--- Rows ---
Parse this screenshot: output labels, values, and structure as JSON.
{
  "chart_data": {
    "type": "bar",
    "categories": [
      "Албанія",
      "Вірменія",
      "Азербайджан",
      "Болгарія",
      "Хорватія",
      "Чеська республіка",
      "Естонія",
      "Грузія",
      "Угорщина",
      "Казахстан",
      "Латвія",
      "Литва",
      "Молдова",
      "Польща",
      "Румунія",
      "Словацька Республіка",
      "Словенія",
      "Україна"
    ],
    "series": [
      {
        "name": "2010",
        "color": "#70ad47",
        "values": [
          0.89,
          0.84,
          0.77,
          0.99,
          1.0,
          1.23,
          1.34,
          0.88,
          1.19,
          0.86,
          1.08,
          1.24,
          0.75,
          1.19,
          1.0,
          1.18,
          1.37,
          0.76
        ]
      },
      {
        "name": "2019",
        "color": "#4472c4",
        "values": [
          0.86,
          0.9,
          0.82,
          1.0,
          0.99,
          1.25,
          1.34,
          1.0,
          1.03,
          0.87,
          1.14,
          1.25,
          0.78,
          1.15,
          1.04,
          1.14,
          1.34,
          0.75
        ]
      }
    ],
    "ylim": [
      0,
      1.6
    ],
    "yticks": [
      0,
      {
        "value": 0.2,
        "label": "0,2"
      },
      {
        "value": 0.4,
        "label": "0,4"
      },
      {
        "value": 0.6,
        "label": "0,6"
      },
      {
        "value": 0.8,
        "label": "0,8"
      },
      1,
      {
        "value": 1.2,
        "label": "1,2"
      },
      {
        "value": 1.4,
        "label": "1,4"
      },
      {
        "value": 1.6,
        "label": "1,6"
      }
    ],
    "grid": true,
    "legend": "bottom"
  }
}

--- Exercise aim ---
Repeat all the records. Match each line exactly.

--- Complete answer ---
Parse this screenshot: output labels, values, and structure as JSON.
{
  "chart_data": {
    "type": "bar",
    "categories": [
      "Албанія",
      "Вірменія",
      "Азербайджан",
      "Болгарія",
      "Хорватія",
      "Чеська республіка",
      "Естонія",
      "Грузія",
      "Угорщина",
      "Казахстан",
      "Латвія",
      "Литва",
      "Молдова",
      "Польща",
      "Румунія",
      "Словацька Республіка",
      "Словенія",
      "Україна"
    ],
    "series": [
      {
        "name": "2010",
        "color": "#70ad47",
        "values": [
          0.89,
          0.84,
          0.77,
          0.99,
          1.0,
          1.23,
          1.34,
          0.88,
          1.19,
          0.86,
          1.08,
          1.24,
          0.75,
          1.19,
          1.0,
          1.18,
          1.37,
          0.76
        ]
      },
      {
        "name": "2019",
        "color": "#4472c4",
        "values": [
          0.86,
          0.9,
          0.82,
          1.0,
          0.99,
          1.25,
          1.34,
          1.0,
          1.03,
          0.87,
          1.14,
          1.25,
          0.78,
          1.15,
          1.04,
          1.14,
          1.34,
          0.75
        ]
      }
    ],
    "ylim": [
      0,
      1.6
    ],
    "yticks": [
      0,
      {
        "value": 0.2,
        "label": "0,2"
      },
      {
        "value": 0.4,
        "label": "0,4"
      },
      {
        "value": 0.6,
        "label": "0,6"
      },
      {
        "value": 0.8,
        "label": "0,8"
      },
      1,
      {
        "value": 1.2,
        "label": "1,2"
      },
      {
        "value": 1.4,
        "label": "1,4"
      },
      {
        "value": 1.6,
        "label": "1,6"
      }
    ],
    "grid": true,
    "legend": "bottom"
  }
}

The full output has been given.